• Task brief: Set down all of the data exactly as it appears.
* BEGIN *
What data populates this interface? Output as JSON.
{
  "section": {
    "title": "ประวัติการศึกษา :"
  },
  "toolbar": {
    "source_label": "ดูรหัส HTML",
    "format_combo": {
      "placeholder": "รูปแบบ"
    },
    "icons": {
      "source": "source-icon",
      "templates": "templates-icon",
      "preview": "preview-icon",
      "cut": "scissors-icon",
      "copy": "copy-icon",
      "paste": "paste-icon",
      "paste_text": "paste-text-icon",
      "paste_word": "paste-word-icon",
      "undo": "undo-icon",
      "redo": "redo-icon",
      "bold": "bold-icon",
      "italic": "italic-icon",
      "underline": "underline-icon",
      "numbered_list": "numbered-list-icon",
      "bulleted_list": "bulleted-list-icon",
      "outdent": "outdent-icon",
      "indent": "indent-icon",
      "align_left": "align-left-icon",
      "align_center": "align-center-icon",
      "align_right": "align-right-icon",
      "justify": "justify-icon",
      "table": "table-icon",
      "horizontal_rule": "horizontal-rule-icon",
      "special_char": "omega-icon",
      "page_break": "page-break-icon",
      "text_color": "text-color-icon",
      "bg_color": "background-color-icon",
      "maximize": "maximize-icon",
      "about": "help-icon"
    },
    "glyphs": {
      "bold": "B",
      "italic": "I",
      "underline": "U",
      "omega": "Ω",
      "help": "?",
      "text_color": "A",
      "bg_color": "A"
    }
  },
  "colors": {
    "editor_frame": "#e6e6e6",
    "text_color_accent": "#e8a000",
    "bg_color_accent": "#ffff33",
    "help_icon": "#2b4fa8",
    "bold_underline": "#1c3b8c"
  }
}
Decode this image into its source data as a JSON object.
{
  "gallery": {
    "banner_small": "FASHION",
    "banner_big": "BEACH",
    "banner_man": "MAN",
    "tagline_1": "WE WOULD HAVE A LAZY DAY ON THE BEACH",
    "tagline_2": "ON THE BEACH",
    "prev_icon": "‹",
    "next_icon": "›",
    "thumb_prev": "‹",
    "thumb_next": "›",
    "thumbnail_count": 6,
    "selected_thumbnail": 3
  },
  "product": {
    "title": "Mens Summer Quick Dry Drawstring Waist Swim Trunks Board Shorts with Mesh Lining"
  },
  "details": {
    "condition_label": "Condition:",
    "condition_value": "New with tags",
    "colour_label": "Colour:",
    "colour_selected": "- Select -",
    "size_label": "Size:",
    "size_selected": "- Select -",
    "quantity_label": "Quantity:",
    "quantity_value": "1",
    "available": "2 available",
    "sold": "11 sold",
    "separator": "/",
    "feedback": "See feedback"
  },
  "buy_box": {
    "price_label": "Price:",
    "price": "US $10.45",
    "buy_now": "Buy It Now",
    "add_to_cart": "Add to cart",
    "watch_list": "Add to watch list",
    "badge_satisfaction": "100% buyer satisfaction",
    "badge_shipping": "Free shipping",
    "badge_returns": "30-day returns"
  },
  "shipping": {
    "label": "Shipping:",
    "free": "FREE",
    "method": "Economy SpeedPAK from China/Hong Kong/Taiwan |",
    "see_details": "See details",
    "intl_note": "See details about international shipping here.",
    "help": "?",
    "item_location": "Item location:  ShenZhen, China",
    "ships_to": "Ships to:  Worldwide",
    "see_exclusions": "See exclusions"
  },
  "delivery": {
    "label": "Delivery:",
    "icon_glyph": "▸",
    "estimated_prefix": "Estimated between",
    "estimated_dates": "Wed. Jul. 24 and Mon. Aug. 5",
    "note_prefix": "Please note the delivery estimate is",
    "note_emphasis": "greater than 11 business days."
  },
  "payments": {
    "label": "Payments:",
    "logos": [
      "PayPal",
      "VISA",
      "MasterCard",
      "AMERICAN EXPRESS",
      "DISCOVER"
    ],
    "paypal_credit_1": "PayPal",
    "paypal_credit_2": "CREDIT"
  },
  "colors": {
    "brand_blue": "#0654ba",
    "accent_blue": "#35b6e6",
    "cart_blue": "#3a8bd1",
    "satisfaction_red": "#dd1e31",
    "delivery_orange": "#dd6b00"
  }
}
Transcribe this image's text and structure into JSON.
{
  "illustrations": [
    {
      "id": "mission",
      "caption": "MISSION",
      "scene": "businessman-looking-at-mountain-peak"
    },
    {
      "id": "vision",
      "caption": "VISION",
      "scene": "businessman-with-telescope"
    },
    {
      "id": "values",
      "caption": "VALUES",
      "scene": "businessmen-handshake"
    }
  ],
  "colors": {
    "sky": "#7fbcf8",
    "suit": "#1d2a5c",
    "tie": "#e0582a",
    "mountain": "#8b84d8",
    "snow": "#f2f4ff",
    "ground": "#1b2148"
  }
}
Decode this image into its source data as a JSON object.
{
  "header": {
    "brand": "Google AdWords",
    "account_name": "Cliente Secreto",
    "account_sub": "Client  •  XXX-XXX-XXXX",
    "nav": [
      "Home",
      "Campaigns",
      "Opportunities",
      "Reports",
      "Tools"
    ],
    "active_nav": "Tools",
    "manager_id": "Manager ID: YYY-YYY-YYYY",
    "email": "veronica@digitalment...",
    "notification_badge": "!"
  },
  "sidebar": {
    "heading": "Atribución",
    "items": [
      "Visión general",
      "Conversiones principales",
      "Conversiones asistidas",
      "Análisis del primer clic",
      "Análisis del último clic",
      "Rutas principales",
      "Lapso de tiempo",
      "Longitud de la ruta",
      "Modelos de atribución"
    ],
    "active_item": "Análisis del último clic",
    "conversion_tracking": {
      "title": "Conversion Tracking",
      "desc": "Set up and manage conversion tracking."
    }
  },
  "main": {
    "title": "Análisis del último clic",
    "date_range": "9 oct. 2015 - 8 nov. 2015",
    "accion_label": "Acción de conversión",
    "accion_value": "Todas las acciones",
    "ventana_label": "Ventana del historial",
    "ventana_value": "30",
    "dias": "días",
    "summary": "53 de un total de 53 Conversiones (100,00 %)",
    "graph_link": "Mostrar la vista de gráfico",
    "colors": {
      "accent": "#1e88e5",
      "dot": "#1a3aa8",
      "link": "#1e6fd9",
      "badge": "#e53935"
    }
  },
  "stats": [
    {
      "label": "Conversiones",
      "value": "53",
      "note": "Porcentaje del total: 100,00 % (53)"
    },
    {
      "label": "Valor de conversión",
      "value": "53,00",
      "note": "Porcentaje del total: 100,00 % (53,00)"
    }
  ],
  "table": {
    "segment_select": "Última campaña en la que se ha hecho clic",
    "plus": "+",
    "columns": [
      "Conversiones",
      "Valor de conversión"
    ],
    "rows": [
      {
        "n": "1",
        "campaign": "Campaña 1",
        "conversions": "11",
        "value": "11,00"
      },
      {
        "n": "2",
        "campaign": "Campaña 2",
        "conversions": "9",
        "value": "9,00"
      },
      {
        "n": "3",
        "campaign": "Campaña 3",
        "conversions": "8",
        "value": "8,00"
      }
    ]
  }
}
* END *
• Full output:
What data populates this interface? Output as JSON.
{
  "section": {
    "title": "ประวัติการศึกษา :"
  },
  "toolbar": {
    "source_label": "ดูรหัส HTML",
    "format_combo": {
      "placeholder": "รูปแบบ"
    },
    "icons": {
      "source": "source-icon",
      "templates": "templates-icon",
      "preview": "preview-icon",
      "cut": "scissors-icon",
      "copy": "copy-icon",
      "paste": "paste-icon",
      "paste_text": "paste-text-icon",
      "paste_word": "paste-word-icon",
      "undo": "undo-icon",
      "redo": "redo-icon",
      "bold": "bold-icon",
      "italic": "italic-icon",
      "underline": "underline-icon",
      "numbered_list": "numbered-list-icon",
      "bulleted_list": "bulleted-list-icon",
      "outdent": "outdent-icon",
      "indent": "indent-icon",
      "align_left": "align-left-icon",
      "align_center": "align-center-icon",
      "align_right": "align-right-icon",
      "justify": "justify-icon",
      "table": "table-icon",
      "horizontal_rule": "horizontal-rule-icon",
      "special_char": "omega-icon",
      "page_break": "page-break-icon",
      "text_color": "text-color-icon",
      "bg_color": "background-color-icon",
      "maximize": "maximize-icon",
      "about": "help-icon"
    },
    "glyphs": {
      "bold": "B",
      "italic": "I",
      "underline": "U",
      "omega": "Ω",
      "help": "?",
      "text_color": "A",
      "bg_color": "A"
    }
  },
  "colors": {
    "editor_frame": "#e6e6e6",
    "text_color_accent": "#e8a000",
    "bg_color_accent": "#ffff33",
    "help_icon": "#2b4fa8",
    "bold_underline": "#1c3b8c"
  }
}
Decode this image into its source data as a JSON object.
{
  "gallery": {
    "banner_small": "FASHION",
    "banner_big": "BEACH",
    "banner_man": "MAN",
    "tagline_1": "WE WOULD HAVE A LAZY DAY ON THE BEACH",
    "tagline_2": "ON THE BEACH",
    "prev_icon": "‹",
    "next_icon": "›",
    "thumb_prev": "‹",
    "thumb_next": "›",
    "thumbnail_count": 6,
    "selected_thumbnail": 3
  },
  "product": {
    "title": "Mens Summer Quick Dry Drawstring Waist Swim Trunks Board Shorts with Mesh Lining"
  },
  "details": {
    "condition_label": "Condition:",
    "condition_value": "New with tags",
    "colour_label": "Colour:",
    "colour_selected": "- Select -",
    "size_label": "Size:",
    "size_selected": "- Select -",
    "quantity_label": "Quantity:",
    "quantity_value": "1",
    "available": "2 available",
    "sold": "11 sold",
    "separator": "/",
    "feedback": "See feedback"
  },
  "buy_box": {
    "price_label": "Price:",
    "price": "US $10.45",
    "buy_now": "Buy It Now",
    "add_to_cart": "Add to cart",
    "watch_list": "Add to watch list",
    "badge_satisfaction": "100% buyer satisfaction",
    "badge_shipping": "Free shipping",
    "badge_returns": "30-day returns"
  },
  "shipping": {
    "label": "Shipping:",
    "free": "FREE",
    "method": "Economy SpeedPAK from China/Hong Kong/Taiwan |",
    "see_details": "See details",
    "intl_note": "See details about international shipping here.",
    "help": "?",
    "item_location": "Item location:  ShenZhen, China",
    "ships_to": "Ships to:  Worldwide",
    "see_exclusions": "See exclusions"
  },
  "delivery": {
    "label": "Delivery:",
    "icon_glyph": "▸",
    "estimated_prefix": "Estimated between",
    "estimated_dates": "Wed. Jul. 24 and Mon. Aug. 5",
    "note_prefix": "Please note the delivery estimate is",
    "note_emphasis": "greater than 11 business days."
  },
  "payments": {
    "label": "Payments:",
    "logos": [
      "PayPal",
      "VISA",
      "MasterCard",
      "AMERICAN EXPRESS",
      "DISCOVER"
    ],
    "paypal_credit_1": "PayPal",
    "paypal_credit_2": "CREDIT"
  },
  "colors": {
    "brand_blue": "#0654ba",
    "accent_blue": "#35b6e6",
    "cart_blue": "#3a8bd1",
    "satisfaction_red": "#dd1e31",
    "delivery_orange": "#dd6b00"
  }
}
Transcribe this image's text and structure into JSON.
{
  "illustrations": [
    {
      "id": "mission",
      "caption": "MISSION",
      "scene": "businessman-looking-at-mountain-peak"
    },
    {
      "id": "vision",
      "caption": "VISION",
      "scene": "businessman-with-telescope"
    },
    {
      "id": "values",
      "caption": "VALUES",
      "scene": "businessmen-handshake"
    }
  ],
  "colors": {
    "sky": "#7fbcf8",
    "suit": "#1d2a5c",
    "tie": "#e0582a",
    "mountain": "#8b84d8",
    "snow": "#f2f4ff",
    "ground": "#1b2148"
  }
}
Decode this image into its source data as a JSON object.
{
  "header": {
    "brand": "Google AdWords",
    "account_name": "Cliente Secreto",
    "account_sub": "Client  •  XXX-XXX-XXXX",
    "nav": [
      "Home",
      "Campaigns",
      "Opportunities",
      "Reports",
      "Tools"
    ],
    "active_nav": "Tools",
    "manager_id": "Manager ID: YYY-YYY-YYYY",
    "email": "veronica@digitalment...",
    "notification_badge": "!"
  },
  "sidebar": {
    "heading": "Atribución",
    "items": [
      "Visión general",
      "Conversiones principales",
      "Conversiones asistidas",
      "Análisis del primer clic",
      "Análisis del último clic",
      "Rutas principales",
      "Lapso de tiempo",
      "Longitud de la ruta",
      "Modelos de atribución"
    ],
    "active_item": "Análisis del último clic",
    "conversion_tracking": {
      "title": "Conversion Tracking",
      "desc": "Set up and manage conversion tracking."
    }
  },
  "main": {
    "title": "Análisis del último clic",
    "date_range": "9 oct. 2015 - 8 nov. 2015",
    "accion_label": "Acción de conversión",
    "accion_value": "Todas las acciones",
    "ventana_label": "Ventana del historial",
    "ventana_value": "30",
    "dias": "días",
    "summary": "53 de un total de 53 Conversiones (100,00 %)",
    "graph_link": "Mostrar la vista de gráfico",
    "colors": {
      "accent": "#1e88e5",
      "dot": "#1a3aa8",
      "link": "#1e6fd9",
      "badge": "#e53935"
    }
  },
  "stats": [
    {
      "label": "Conversiones",
      "value": "53",
      "note": "Porcentaje del total: 100,00 % (53)"
    },
    {
      "label": "Valor de conversión",
      "value": "53,00",
      "note": "Porcentaje del total: 100,00 % (53,00)"
    }
  ],
  "table": {
    "segment_select": "Última campaña en la que se ha hecho clic",
    "plus": "+",
    "columns": [
      "Conversiones",
      "Valor de conversión"
    ],
    "rows": [
      {
        "n": "1",
        "campaign": "Campaña 1",
        "conversions": "11",
        "value": "11,00"
      },
      {
        "n": "2",
        "campaign": "Campaña 2",
        "conversions": "9",
        "value": "9,00"
      },
      {
        "n": "3",
        "campaign": "Campaña 3",
        "conversions": "8",
        "value": "8,00"
      }
    ]
  }
}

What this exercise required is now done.